| What is required |
Leaving out all pictures, transcribe exactly the lines between the line with "What does this" and the last line of the records below, both included.

═══ Records for the task

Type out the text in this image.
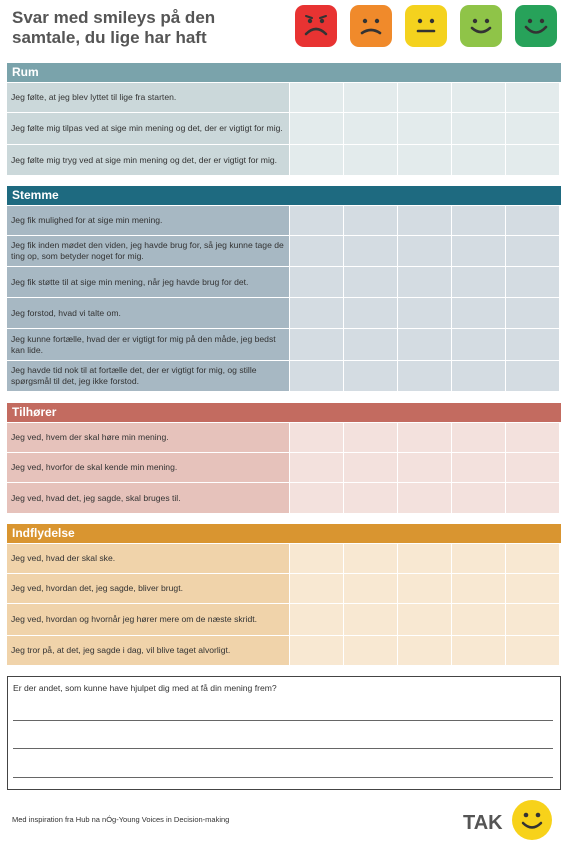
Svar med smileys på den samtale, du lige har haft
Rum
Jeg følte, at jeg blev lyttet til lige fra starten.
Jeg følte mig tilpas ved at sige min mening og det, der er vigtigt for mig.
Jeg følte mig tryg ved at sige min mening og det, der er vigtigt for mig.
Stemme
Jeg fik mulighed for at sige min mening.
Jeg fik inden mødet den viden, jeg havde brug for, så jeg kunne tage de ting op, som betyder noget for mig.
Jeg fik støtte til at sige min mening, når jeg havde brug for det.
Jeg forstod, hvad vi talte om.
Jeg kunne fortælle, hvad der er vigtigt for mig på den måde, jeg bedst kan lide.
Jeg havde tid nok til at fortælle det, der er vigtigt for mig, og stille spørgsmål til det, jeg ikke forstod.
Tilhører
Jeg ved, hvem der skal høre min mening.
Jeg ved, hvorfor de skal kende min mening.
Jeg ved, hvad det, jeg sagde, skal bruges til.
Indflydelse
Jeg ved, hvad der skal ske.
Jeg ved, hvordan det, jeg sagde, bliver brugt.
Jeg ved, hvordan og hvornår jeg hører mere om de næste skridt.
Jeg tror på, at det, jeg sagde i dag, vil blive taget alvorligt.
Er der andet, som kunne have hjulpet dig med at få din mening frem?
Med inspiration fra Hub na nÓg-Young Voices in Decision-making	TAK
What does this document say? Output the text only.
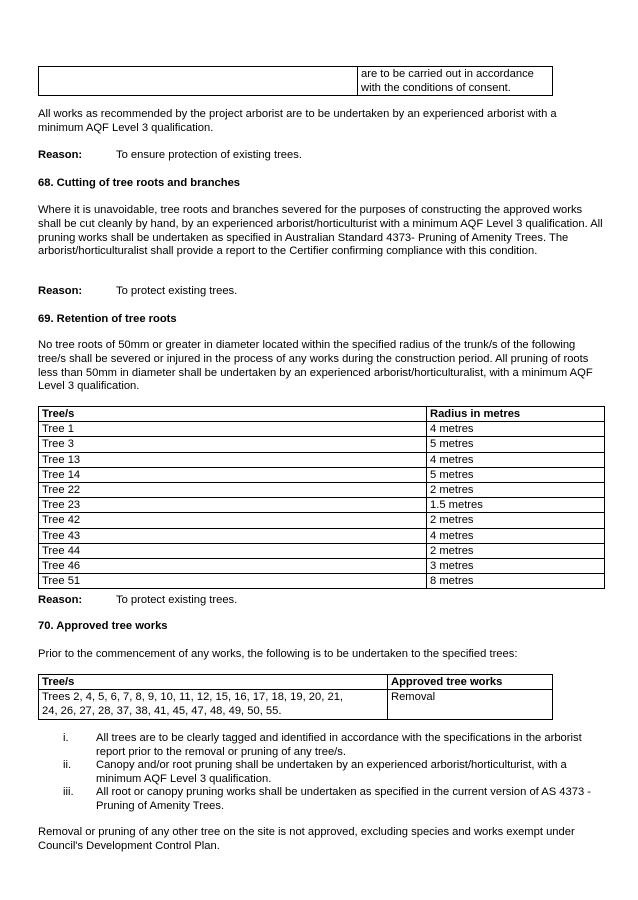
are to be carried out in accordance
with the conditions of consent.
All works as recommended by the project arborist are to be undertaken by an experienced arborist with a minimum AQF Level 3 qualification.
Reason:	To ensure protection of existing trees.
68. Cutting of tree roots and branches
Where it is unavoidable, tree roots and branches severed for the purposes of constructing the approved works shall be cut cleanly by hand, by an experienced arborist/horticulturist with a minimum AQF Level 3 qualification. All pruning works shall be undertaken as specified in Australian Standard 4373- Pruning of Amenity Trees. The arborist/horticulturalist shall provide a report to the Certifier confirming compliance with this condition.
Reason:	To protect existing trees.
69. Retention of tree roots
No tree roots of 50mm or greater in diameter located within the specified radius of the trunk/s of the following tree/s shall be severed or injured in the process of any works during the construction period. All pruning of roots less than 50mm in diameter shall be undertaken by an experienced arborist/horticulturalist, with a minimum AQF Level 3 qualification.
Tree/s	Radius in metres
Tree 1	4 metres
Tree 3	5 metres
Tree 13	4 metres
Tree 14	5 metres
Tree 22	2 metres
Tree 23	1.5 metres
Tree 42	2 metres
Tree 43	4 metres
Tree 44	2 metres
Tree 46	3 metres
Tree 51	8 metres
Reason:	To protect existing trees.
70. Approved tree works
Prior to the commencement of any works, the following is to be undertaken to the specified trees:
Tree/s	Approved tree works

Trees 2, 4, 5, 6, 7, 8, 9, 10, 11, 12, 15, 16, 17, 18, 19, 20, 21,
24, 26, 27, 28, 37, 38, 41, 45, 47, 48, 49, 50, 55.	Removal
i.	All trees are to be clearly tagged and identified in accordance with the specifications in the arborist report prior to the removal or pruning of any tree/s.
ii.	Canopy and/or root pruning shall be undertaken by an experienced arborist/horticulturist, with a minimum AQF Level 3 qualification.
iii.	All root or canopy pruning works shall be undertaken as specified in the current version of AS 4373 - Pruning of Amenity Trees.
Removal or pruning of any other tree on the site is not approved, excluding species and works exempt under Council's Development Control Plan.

══════

| Finished task |
What does this document say? Output the text only.
are to be carried out in accordance
with the conditions of consent.
All works as recommended by the project arborist are to be undertaken by an experienced arborist with a minimum AQF Level 3 qualification.
Reason:	To ensure protection of existing trees.
68. Cutting of tree roots and branches
Where it is unavoidable, tree roots and branches severed for the purposes of constructing the approved works shall be cut cleanly by hand, by an experienced arborist/horticulturist with a minimum AQF Level 3 qualification. All pruning works shall be undertaken as specified in Australian Standard 4373- Pruning of Amenity Trees. The arborist/horticulturalist shall provide a report to the Certifier confirming compliance with this condition.
Reason:	To protect existing trees.
69. Retention of tree roots
No tree roots of 50mm or greater in diameter located within the specified radius of the trunk/s of the following tree/s shall be severed or injured in the process of any works during the construction period. All pruning of roots less than 50mm in diameter shall be undertaken by an experienced arborist/horticulturalist, with a minimum AQF Level 3 qualification.
Tree/s	Radius in metres
Tree 1	4 metres
Tree 3	5 metres
Tree 13	4 metres
Tree 14	5 metres
Tree 22	2 metres
Tree 23	1.5 metres
Tree 42	2 metres
Tree 43	4 metres
Tree 44	2 metres
Tree 46	3 metres
Tree 51	8 metres
Reason:	To protect existing trees.
70. Approved tree works
Prior to the commencement of any works, the following is to be undertaken to the specified trees:
Tree/s	Approved tree works

Trees 2, 4, 5, 6, 7, 8, 9, 10, 11, 12, 15, 16, 17, 18, 19, 20, 21,
24, 26, 27, 28, 37, 38, 41, 45, 47, 48, 49, 50, 55.	Removal
i.	All trees are to be clearly tagged and identified in accordance with the specifications in the arborist report prior to the removal or pruning of any tree/s.
ii.	Canopy and/or root pruning shall be undertaken by an experienced arborist/horticulturist, with a minimum AQF Level 3 qualification.
iii.	All root or canopy pruning works shall be undertaken as specified in the current version of AS 4373 - Pruning of Amenity Trees.
Removal or pruning of any other tree on the site is not approved, excluding species and works exempt under Council's Development Control Plan.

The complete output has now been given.